[Source data]
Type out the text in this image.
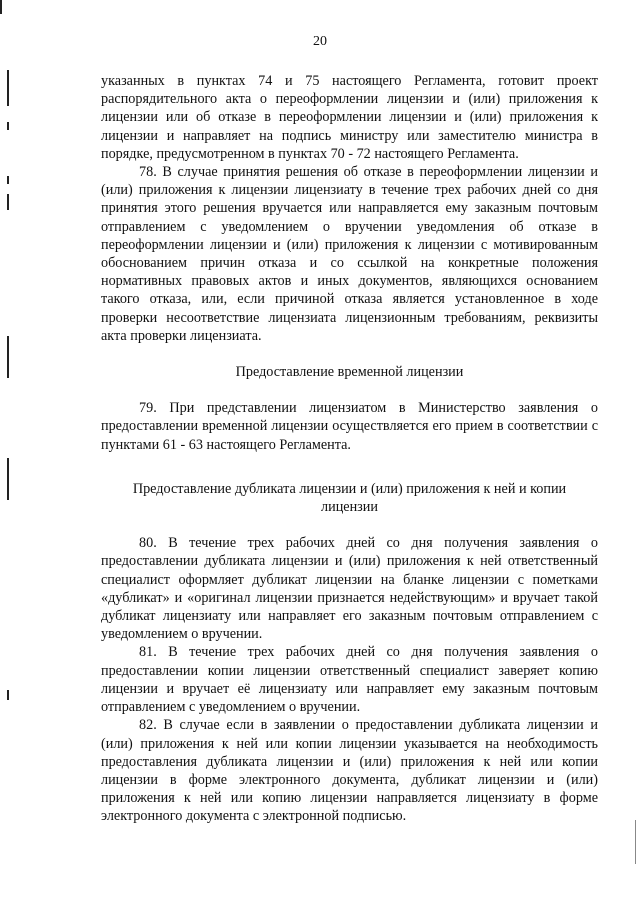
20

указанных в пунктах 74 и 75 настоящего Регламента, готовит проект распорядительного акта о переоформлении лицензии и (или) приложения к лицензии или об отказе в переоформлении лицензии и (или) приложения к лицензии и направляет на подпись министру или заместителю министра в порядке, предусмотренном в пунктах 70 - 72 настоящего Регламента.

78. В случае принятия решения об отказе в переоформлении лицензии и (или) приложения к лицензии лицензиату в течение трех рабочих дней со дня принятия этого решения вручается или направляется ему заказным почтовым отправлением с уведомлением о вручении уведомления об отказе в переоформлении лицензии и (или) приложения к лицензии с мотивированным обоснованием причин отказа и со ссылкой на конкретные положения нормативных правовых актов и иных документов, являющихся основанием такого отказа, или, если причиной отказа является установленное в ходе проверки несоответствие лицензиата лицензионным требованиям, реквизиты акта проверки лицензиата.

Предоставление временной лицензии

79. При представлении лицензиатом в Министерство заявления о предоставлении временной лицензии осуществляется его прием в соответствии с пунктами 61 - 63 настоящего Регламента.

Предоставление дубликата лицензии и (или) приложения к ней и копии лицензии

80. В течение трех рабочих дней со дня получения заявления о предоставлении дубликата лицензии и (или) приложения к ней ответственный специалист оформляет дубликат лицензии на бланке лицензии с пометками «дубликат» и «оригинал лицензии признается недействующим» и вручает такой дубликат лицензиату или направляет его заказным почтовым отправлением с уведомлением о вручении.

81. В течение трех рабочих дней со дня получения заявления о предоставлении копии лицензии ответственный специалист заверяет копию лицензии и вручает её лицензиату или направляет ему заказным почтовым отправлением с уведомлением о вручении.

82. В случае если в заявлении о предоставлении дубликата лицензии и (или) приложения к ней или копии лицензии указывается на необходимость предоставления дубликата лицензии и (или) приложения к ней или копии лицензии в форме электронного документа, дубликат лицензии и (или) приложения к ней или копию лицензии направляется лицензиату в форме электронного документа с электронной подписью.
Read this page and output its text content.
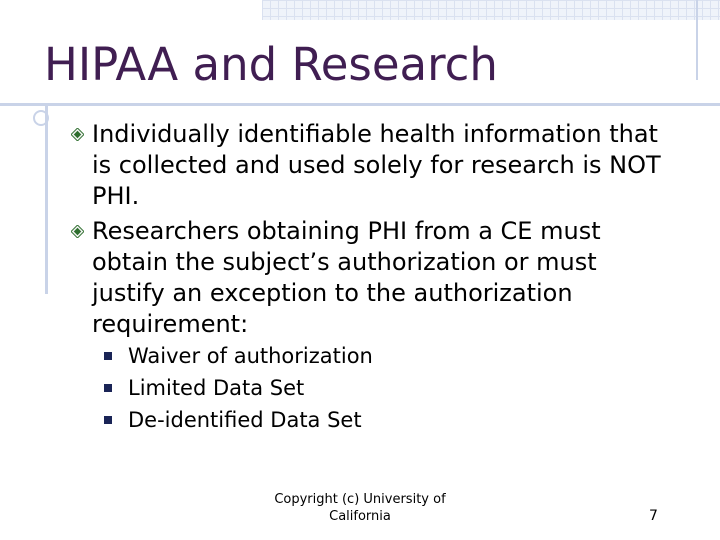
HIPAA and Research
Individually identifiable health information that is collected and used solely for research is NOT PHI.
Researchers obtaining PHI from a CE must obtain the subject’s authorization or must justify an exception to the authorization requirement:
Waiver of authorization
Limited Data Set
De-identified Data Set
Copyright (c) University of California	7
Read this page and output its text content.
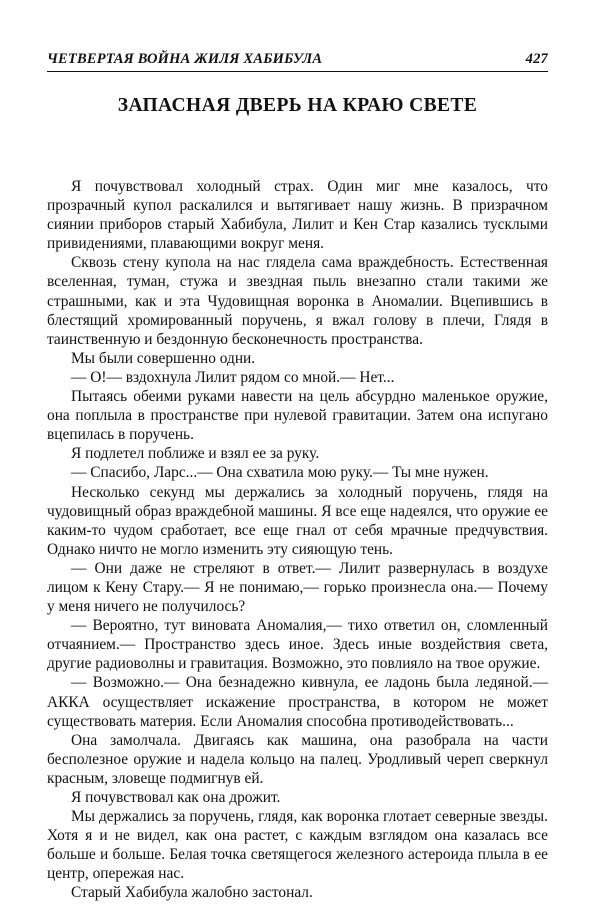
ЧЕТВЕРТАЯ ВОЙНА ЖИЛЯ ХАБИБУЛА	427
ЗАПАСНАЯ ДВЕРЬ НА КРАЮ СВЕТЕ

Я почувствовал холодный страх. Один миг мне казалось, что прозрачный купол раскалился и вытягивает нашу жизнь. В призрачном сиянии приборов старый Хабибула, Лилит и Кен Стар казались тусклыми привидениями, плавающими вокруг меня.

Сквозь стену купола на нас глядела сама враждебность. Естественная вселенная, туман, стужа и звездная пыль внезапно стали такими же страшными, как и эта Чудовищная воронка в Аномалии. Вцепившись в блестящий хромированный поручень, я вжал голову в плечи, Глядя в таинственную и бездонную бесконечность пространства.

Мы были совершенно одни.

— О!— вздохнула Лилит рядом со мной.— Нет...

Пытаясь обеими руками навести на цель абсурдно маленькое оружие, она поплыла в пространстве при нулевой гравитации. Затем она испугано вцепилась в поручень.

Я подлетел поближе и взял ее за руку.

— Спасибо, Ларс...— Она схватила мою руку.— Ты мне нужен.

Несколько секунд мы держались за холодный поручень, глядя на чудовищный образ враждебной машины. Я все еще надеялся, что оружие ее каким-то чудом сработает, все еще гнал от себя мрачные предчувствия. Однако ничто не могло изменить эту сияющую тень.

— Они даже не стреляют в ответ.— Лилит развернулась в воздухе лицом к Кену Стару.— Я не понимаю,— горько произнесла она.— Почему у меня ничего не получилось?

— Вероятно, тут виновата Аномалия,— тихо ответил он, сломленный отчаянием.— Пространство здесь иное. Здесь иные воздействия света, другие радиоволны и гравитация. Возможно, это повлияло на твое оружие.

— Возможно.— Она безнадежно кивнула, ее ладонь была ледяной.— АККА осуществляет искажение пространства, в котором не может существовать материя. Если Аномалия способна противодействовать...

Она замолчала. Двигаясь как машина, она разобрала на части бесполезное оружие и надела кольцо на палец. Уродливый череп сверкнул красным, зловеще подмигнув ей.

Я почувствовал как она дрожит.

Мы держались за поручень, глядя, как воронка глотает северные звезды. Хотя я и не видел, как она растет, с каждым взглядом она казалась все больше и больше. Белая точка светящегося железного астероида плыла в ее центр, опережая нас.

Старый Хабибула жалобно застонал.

## [Request]
The data should be printed again unchanged; leave its pictures out.

## [Output]
Type out the text in this image.
20

указанных в пунктах 74 и 75 настоящего Регламента, готовит проект распорядительного акта о переоформлении лицензии и (или) приложения к лицензии или об отказе в переоформлении лицензии и (или) приложения к лицензии и направляет на подпись министру или заместителю министра в порядке, предусмотренном в пунктах 70 - 72 настоящего Регламента.

78. В случае принятия решения об отказе в переоформлении лицензии и (или) приложения к лицензии лицензиату в течение трех рабочих дней со дня принятия этого решения вручается или направляется ему заказным почтовым отправлением с уведомлением о вручении уведомления об отказе в переоформлении лицензии и (или) приложения к лицензии с мотивированным обоснованием причин отказа и со ссылкой на конкретные положения нормативных правовых актов и иных документов, являющихся основанием такого отказа, или, если причиной отказа является установленное в ходе проверки несоответствие лицензиата лицензионным требованиям, реквизиты акта проверки лицензиата.

Предоставление временной лицензии

79. При представлении лицензиатом в Министерство заявления о предоставлении временной лицензии осуществляется его прием в соответствии с пунктами 61 - 63 настоящего Регламента.

Предоставление дубликата лицензии и (или) приложения к ней и копии лицензии

80. В течение трех рабочих дней со дня получения заявления о предоставлении дубликата лицензии и (или) приложения к ней ответственный специалист оформляет дубликат лицензии на бланке лицензии с пометками «дубликат» и «оригинал лицензии признается недействующим» и вручает такой дубликат лицензиату или направляет его заказным почтовым отправлением с уведомлением о вручении.

81. В течение трех рабочих дней со дня получения заявления о предоставлении копии лицензии ответственный специалист заверяет копию лицензии и вручает её лицензиату или направляет ему заказным почтовым отправлением с уведомлением о вручении.

82. В случае если в заявлении о предоставлении дубликата лицензии и (или) приложения к ней или копии лицензии указывается на необходимость предоставления дубликата лицензии и (или) приложения к ней или копии лицензии в форме электронного документа, дубликат лицензии и (или) приложения к ней или копию лицензии направляется лицензиату в форме электронного документа с электронной подписью.
Read this page and output its text content.
HIPAA and Research
Individually identifiable health information that is collected and used solely for research is NOT PHI.
Researchers obtaining PHI from a CE must obtain the subject’s authorization or must justify an exception to the authorization requirement:
Waiver of authorization
Limited Data Set
De-identified Data Set
Copyright (c) University of California	7
Read this page and output its text content.
ЧЕТВЕРТАЯ ВОЙНА ЖИЛЯ ХАБИБУЛА	427
ЗАПАСНАЯ ДВЕРЬ НА КРАЮ СВЕТЕ

Я почувствовал холодный страх. Один миг мне казалось, что прозрачный купол раскалился и вытягивает нашу жизнь. В призрачном сиянии приборов старый Хабибула, Лилит и Кен Стар казались тусклыми привидениями, плавающими вокруг меня.

Сквозь стену купола на нас глядела сама враждебность. Естественная вселенная, туман, стужа и звездная пыль внезапно стали такими же страшными, как и эта Чудовищная воронка в Аномалии. Вцепившись в блестящий хромированный поручень, я вжал голову в плечи, Глядя в таинственную и бездонную бесконечность пространства.

Мы были совершенно одни.

— О!— вздохнула Лилит рядом со мной.— Нет...

Пытаясь обеими руками навести на цель абсурдно маленькое оружие, она поплыла в пространстве при нулевой гравитации. Затем она испугано вцепилась в поручень.

Я подлетел поближе и взял ее за руку.

— Спасибо, Ларс...— Она схватила мою руку.— Ты мне нужен.

Несколько секунд мы держались за холодный поручень, глядя на чудовищный образ враждебной машины. Я все еще надеялся, что оружие ее каким-то чудом сработает, все еще гнал от себя мрачные предчувствия. Однако ничто не могло изменить эту сияющую тень.

— Они даже не стреляют в ответ.— Лилит развернулась в воздухе лицом к Кену Стару.— Я не понимаю,— горько произнесла она.— Почему у меня ничего не получилось?

— Вероятно, тут виновата Аномалия,— тихо ответил он, сломленный отчаянием.— Пространство здесь иное. Здесь иные воздействия света, другие радиоволны и гравитация. Возможно, это повлияло на твое оружие.

— Возможно.— Она безнадежно кивнула, ее ладонь была ледяной.— АККА осуществляет искажение пространства, в котором не может существовать материя. Если Аномалия способна противодействовать...

Она замолчала. Двигаясь как машина, она разобрала на части бесполезное оружие и надела кольцо на палец. Уродливый череп сверкнул красным, зловеще подмигнув ей.

Я почувствовал как она дрожит.

Мы держались за поручень, глядя, как воронка глотает северные звезды. Хотя я и не видел, как она растет, с каждым взглядом она казалась все больше и больше. Белая точка светящегося железного астероида плыла в ее центр, опережая нас.

Старый Хабибула жалобно застонал.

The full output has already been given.